* _SHORT TASK_
Read through the data and report every line in which the word "vasos" occurs.

-- Start --

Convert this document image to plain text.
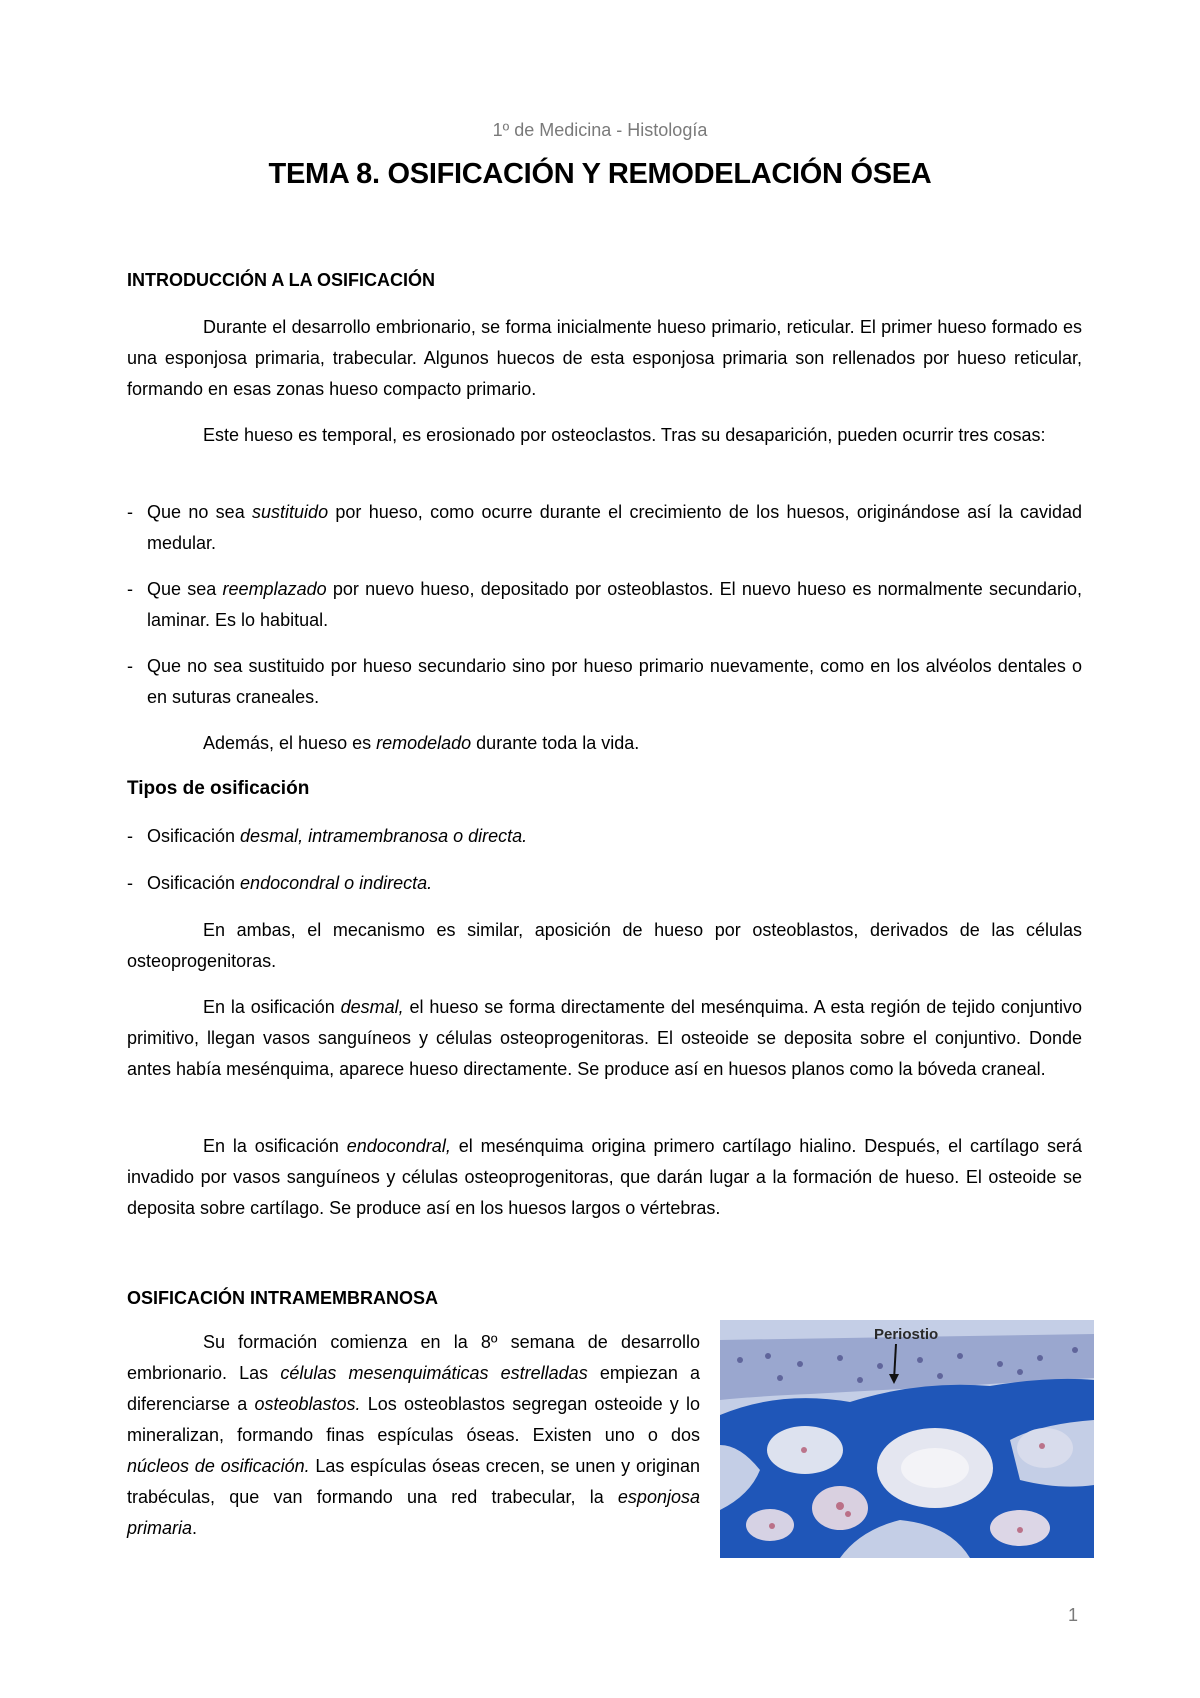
1º de Medicina - Histología
TEMA 8. OSIFICACIÓN Y REMODELACIÓN ÓSEA
INTRODUCCIÓN A LA OSIFICACIÓN
Durante el desarrollo embrionario, se forma inicialmente hueso primario, reticular. El primer hueso formado es una esponjosa primaria, trabecular. Algunos huecos de esta esponjosa primaria son rellenados por hueso reticular, formando en esas zonas hueso compacto primario.
Este hueso es temporal, es erosionado por osteoclastos. Tras su desaparición, pueden ocurrir tres cosas:
- Que no sea sustituido por hueso, como ocurre durante el crecimiento de los huesos, originándose así la cavidad medular.
- Que sea reemplazado por nuevo hueso, depositado por osteoblastos. El nuevo hueso es normalmente secundario, laminar. Es lo habitual.
- Que no sea sustituido por hueso secundario sino por hueso primario nuevamente, como en los alvéolos dentales o en suturas craneales.
Además, el hueso es remodelado durante toda la vida.
Tipos de osificación
- Osificación desmal, intramembranosa o directa.
- Osificación endocondral o indirecta.
En ambas, el mecanismo es similar, aposición de hueso por osteoblastos, derivados de las células osteoprogenitoras.
En la osificación desmal, el hueso se forma directamente del mesénquima. A esta región de tejido conjuntivo primitivo, llegan vasos sanguíneos y células osteoprogenitoras. El osteoide se deposita sobre el conjuntivo. Donde antes había mesénquima, aparece hueso directamente. Se produce así en huesos planos como la bóveda craneal.
En la osificación endocondral, el mesénquima origina primero cartílago hialino. Después, el cartílago será invadido por vasos sanguíneos y células osteoprogenitoras, que darán lugar a la formación de hueso. El osteoide se deposita sobre cartílago. Se produce así en los huesos largos o vértebras.
OSIFICACIÓN INTRAMEMBRANOSA
Su formación comienza en la 8º semana de desarrollo embrionario. Las células mesenquimáticas estrelladas empiezan a diferenciarse a osteoblastos. Los osteoblastos segregan osteoide y lo mineralizan, formando finas espículas óseas. Existen uno o dos núcleos de osificación. Las espículas óseas crecen, se unen y originan trabéculas, que van formando una red trabecular, la esponjosa primaria.
Periostio
1
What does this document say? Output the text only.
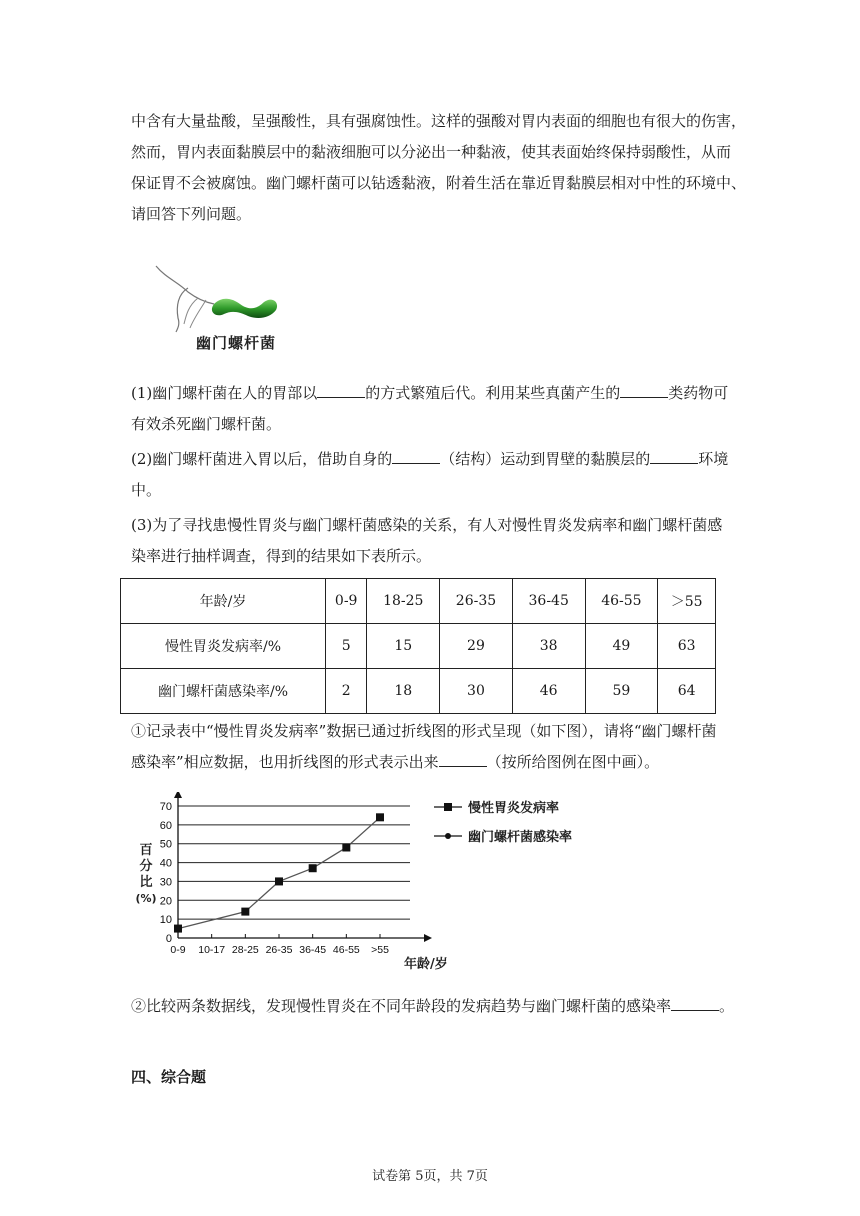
中含有大量盐酸，呈强酸性，具有强腐蚀性。这样的强酸对胃内表面的细胞也有很大的伤害，
然而，胃内表面黏膜层中的黏液细胞可以分泌出一种黏液，使其表面始终保持弱酸性，从而
保证胃不会被腐蚀。幽门螺杆菌可以钻透黏液，附着生活在靠近胃黏膜层相对中性的环境中、
请回答下列问题。

幽门螺杆菌

(1)幽门螺杆菌在人的胃部以	的方式繁殖后代。利用某些真菌产生的	类药物可
有效杀死幽门螺杆菌。

(2)幽门螺杆菌进入胃以后，借助自身的	（结构）运动到胃壁的黏膜层的	环境
中。

(3)为了寻找患慢性胃炎与幽门螺杆菌感染的关系，有人对慢性胃炎发病率和幽门螺杆菌感
染率进行抽样调查，得到的结果如下表所示。

年龄/岁	0-9	18-25	26-35	36-45	46-55	＞55
慢性胃炎发病率/%	5	15	29	38	49	63
幽门螺杆菌感染率/%	2	18	30	46	59	64

①记录表中“慢性胃炎发病率”数据已通过折线图的形式呈现（如下图），请将“幽门螺杆菌
感染率”相应数据，也用折线图的形式表示出来	（按所给图例在图中画）。

0
10
20
30
40
50
60
70
0-9 10-17 28-25 26-35 36-45 46-55 >55
慢性胃炎发病率
幽门螺杆菌感染率
百
分
比
(%)
年龄/岁

②比较两条数据线，发现慢性胃炎在不同年龄段的发病趋势与幽门螺杆菌的感染率	。

四、综合题
试卷第 5页，共 7页
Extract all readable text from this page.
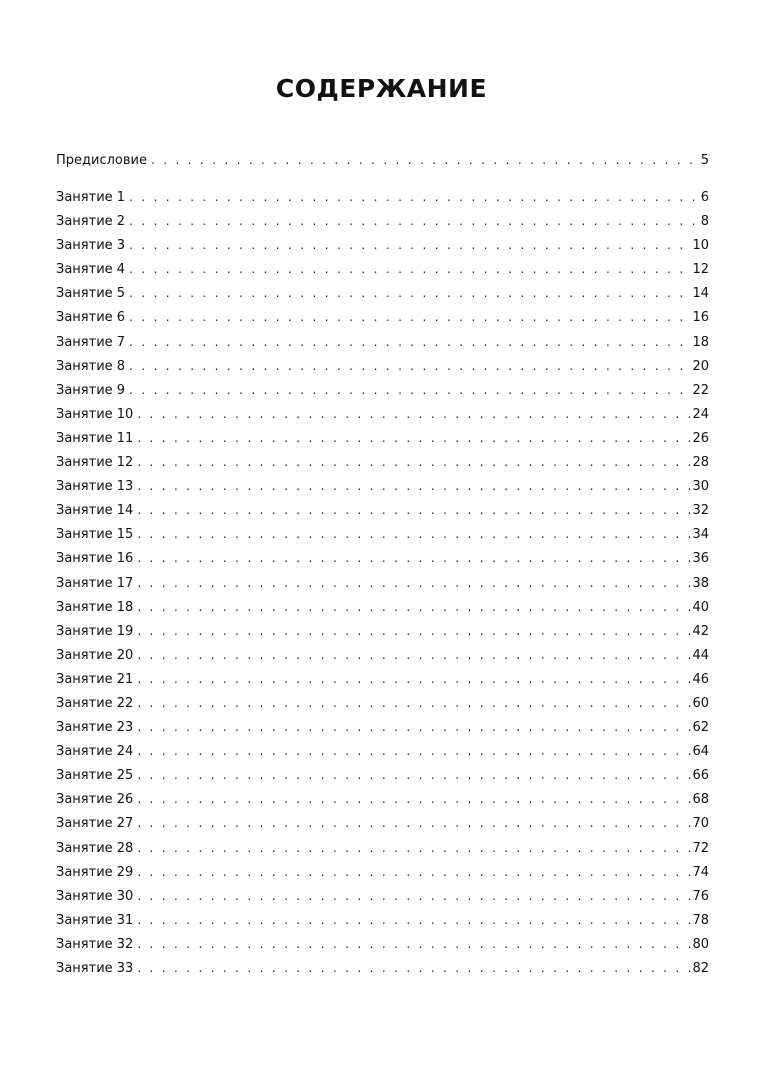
СОДЕРЖАНИЕ
Предисловие . . .	5
Занятие 1 . . .	6
Занятие 2 . . .	8
Занятие 3 . . .	10
Занятие 4 . . .	12
Занятие 5 . . .	14
Занятие 6 . . .	16
Занятие 7 . . .	18
Занятие 8 . . .	20
Занятие 9 . . .	22
Занятие 10 . . .	24
Занятие 11 . . .	26
Занятие 12 . . .	28
Занятие 13 . . .	30
Занятие 14 . . .	32
Занятие 15 . . .	34
Занятие 16 . . .	36
Занятие 17 . . .	38
Занятие 18 . . .	40
Занятие 19 . . .	42
Занятие 20 . . .	44
Занятие 21 . . .	46
Занятие 22 . . .	60
Занятие 23 . . .	62
Занятие 24 . . .	64
Занятие 25 . . .	66
Занятие 26 . . .	68
Занятие 27 . . .	70
Занятие 28 . . .	72
Занятие 29 . . .	74
Занятие 30 . . .	76
Занятие 31 . . .	78
Занятие 32 . . .	80
Занятие 33 . . .	82
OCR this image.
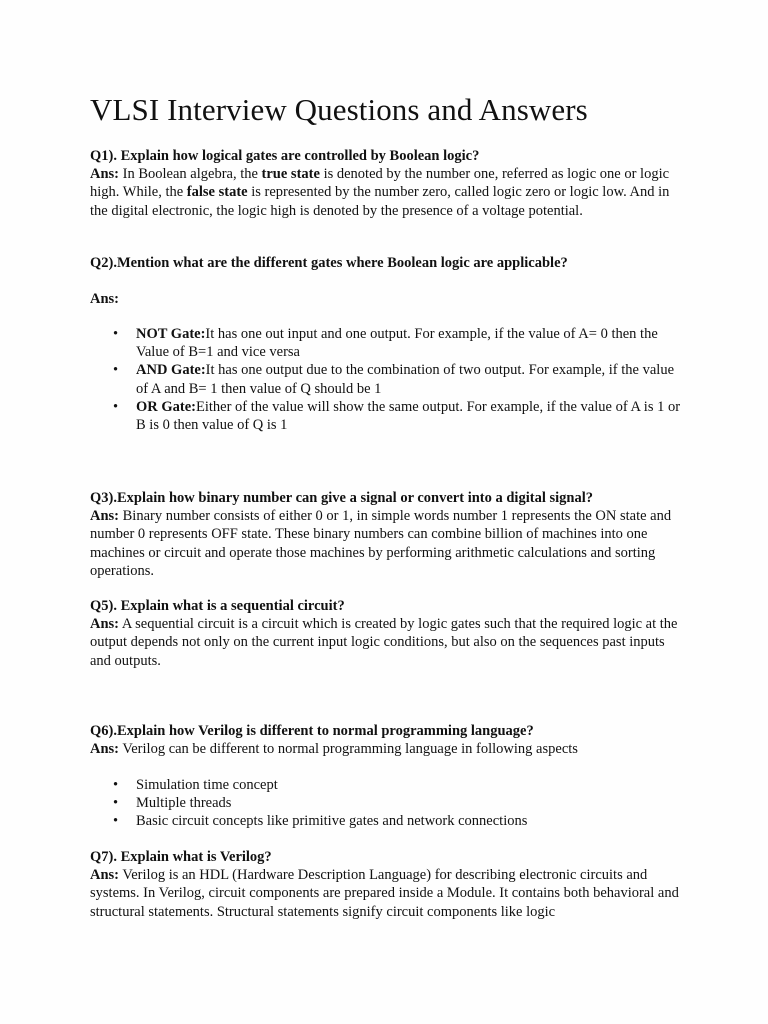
VLSI Interview Questions and Answers

Q1). Explain how logical gates are controlled by Boolean logic?

Ans: In Boolean algebra, the true state is denoted by the number one, referred as logic one or logic high. While, the false state is represented by the number zero, called logic zero or logic low. And in the digital electronic, the logic high is denoted by the presence of a voltage potential.

Q2).Mention what are the different gates where Boolean logic are applicable?

Ans:

• NOT Gate:It has one out input and one output. For example, if the value of A= 0 then the Value of B=1 and vice versa
• AND Gate:It has one output due to the combination of two output. For example, if the value of A and B= 1 then value of Q should be 1
• OR Gate:Either of the value will show the same output. For example, if the value of A is 1 or B is 0 then value of Q is 1

Q3).Explain how binary number can give a signal or convert into a digital signal?

Ans: Binary number consists of either 0 or 1, in simple words number 1 represents the ON state and number 0 represents OFF state. These binary numbers can combine billion of machines into one machines or circuit and operate those machines by performing arithmetic calculations and sorting operations.

Q5). Explain what is a sequential circuit?

Ans: A sequential circuit is a circuit which is created by logic gates such that the required logic at the output depends not only on the current input logic conditions, but also on the sequences past inputs and outputs.

Q6).Explain how Verilog is different to normal programming language?

Ans: Verilog can be different to normal programming language in following aspects

• Simulation time concept
• Multiple threads
• Basic circuit concepts like primitive gates and network connections

Q7). Explain what is Verilog?

Ans: Verilog is an HDL (Hardware Description Language) for describing electronic circuits and systems. In Verilog, circuit components are prepared inside a Module. It contains both behavioral and structural statements. Structural statements signify circuit components like logic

-- End --

* _REPLY_
En la osificación desmal, el hueso se forma directamente del mesénquima. A esta región de tejido conjuntivo primitivo, llegan vasos sanguíneos y células osteoprogenitoras. El osteoide se deposita sobre el conjuntivo. Donde antes había mesénquima, aparece hueso directamente. Se produce así en huesos planos como la bóveda craneal.
En la osificación endocondral, el mesénquima origina primero cartílago hialino. Después, el cartílago será invadido por vasos sanguíneos y células osteoprogenitoras, que darán lugar a la formación de hueso. El osteoide se deposita sobre cartílago. Se produce así en los huesos largos o vértebras.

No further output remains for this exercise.